Data excerpts
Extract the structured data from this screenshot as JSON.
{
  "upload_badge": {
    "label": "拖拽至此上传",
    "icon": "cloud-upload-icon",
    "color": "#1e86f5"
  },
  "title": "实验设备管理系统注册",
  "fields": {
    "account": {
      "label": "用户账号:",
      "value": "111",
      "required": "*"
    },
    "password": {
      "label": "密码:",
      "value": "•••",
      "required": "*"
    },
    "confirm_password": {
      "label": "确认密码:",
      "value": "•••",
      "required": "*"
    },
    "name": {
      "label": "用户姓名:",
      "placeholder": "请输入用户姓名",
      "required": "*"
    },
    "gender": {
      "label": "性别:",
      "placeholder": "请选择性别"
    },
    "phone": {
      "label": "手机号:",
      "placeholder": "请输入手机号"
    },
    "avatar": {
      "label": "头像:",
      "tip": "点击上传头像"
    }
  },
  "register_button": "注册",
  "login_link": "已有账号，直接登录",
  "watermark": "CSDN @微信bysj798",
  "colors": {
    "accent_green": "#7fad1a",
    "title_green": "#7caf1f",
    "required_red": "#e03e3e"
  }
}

■ INSTRUCTION
Extract each entry in full and write it down exactly.

■ RIGHT ANSWER
Extract the structured data from this screenshot as JSON.
{
  "upload_badge": {
    "label": "拖拽至此上传",
    "icon": "cloud-upload-icon",
    "color": "#1e86f5"
  },
  "title": "实验设备管理系统注册",
  "fields": {
    "account": {
      "label": "用户账号:",
      "value": "111",
      "required": "*"
    },
    "password": {
      "label": "密码:",
      "value": "•••",
      "required": "*"
    },
    "confirm_password": {
      "label": "确认密码:",
      "value": "•••",
      "required": "*"
    },
    "name": {
      "label": "用户姓名:",
      "placeholder": "请输入用户姓名",
      "required": "*"
    },
    "gender": {
      "label": "性别:",
      "placeholder": "请选择性别"
    },
    "phone": {
      "label": "手机号:",
      "placeholder": "请输入手机号"
    },
    "avatar": {
      "label": "头像:",
      "tip": "点击上传头像"
    }
  },
  "register_button": "注册",
  "login_link": "已有账号，直接登录",
  "watermark": "CSDN @微信bysj798",
  "colors": {
    "accent_green": "#7fad1a",
    "title_green": "#7caf1f",
    "required_red": "#e03e3e"
  }
}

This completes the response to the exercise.